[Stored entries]

— Begin —

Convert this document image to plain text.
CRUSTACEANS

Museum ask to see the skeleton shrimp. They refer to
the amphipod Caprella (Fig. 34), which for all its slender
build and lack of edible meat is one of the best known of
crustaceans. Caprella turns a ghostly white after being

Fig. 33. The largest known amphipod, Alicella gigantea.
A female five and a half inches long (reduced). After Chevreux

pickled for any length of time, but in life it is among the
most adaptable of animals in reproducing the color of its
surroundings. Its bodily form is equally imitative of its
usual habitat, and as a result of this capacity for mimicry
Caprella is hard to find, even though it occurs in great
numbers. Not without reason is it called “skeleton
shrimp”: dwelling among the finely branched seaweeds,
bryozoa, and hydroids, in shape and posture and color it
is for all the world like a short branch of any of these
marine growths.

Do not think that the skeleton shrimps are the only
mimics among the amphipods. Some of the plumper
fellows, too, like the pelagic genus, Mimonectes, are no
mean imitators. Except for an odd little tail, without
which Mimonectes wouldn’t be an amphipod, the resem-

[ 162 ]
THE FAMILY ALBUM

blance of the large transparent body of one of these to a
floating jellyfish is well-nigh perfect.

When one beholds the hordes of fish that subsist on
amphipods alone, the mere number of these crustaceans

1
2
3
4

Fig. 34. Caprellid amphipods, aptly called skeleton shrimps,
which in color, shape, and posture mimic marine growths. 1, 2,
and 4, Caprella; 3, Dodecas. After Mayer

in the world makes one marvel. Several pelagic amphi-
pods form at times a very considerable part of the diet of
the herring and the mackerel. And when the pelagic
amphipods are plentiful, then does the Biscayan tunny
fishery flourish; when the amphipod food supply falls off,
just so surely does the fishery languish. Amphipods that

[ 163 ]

— End —

Problem to solve: Select every line in the material above where the string "which" occurs, and copy it.

The solution:
the amphipod Caprella (Fig. 34), which for all its slender
which Mimonectes wouldn’t be an amphipod, the resem-
which in color, shape, and posture mimic marine growths. 1, 2,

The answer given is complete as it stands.